◆ What to produce: Select every line containing the word "name" from the material, and copy those lines.

◆ Entries supplied:
....

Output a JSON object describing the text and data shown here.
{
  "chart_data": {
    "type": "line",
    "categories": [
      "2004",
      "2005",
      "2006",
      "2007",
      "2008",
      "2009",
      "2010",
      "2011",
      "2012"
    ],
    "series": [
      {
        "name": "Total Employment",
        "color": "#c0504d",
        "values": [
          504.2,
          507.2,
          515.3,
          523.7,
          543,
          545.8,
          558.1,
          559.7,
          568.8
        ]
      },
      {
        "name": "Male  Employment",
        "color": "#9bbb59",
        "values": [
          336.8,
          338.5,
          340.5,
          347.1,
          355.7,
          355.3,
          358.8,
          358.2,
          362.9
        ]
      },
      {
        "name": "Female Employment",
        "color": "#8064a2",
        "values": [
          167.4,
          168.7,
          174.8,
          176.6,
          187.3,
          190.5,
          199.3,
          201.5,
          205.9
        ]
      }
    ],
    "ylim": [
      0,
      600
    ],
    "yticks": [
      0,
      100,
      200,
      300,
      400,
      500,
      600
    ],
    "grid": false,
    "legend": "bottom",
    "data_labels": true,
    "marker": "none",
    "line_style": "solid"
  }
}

....

◆ Answer:
        "name": "Total Employment",
        "name": "Male  Employment",
        "name": "Female Employment",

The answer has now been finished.